◆ **Exercise requirements**: Check each line of the data below for the word "along", then extract the ones that have it.

◆ **Input records**:
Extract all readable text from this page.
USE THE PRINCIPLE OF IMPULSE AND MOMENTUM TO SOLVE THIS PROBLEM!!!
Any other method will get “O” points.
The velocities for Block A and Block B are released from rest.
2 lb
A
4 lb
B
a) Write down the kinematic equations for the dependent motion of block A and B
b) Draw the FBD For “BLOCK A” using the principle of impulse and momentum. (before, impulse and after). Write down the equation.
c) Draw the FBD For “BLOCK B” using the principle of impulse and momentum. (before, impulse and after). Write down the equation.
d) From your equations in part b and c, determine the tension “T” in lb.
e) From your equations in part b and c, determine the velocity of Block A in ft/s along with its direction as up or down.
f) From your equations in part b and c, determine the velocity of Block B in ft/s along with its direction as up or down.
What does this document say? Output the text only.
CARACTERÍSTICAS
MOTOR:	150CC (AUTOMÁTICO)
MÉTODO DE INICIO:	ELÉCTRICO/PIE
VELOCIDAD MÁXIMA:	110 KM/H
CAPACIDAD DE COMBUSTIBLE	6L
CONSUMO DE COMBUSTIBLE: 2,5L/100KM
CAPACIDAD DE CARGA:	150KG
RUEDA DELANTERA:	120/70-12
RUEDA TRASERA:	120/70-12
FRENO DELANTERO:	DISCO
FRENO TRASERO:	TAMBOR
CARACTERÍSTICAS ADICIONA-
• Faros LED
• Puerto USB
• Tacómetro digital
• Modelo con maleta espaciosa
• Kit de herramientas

◆ **Complete output**:
e) From your equations in part b and c, determine the velocity of Block A in ft/s along with its direction as up or down.
f) From your equations in part b and c, determine the velocity of Block B in ft/s along with its direction as up or down.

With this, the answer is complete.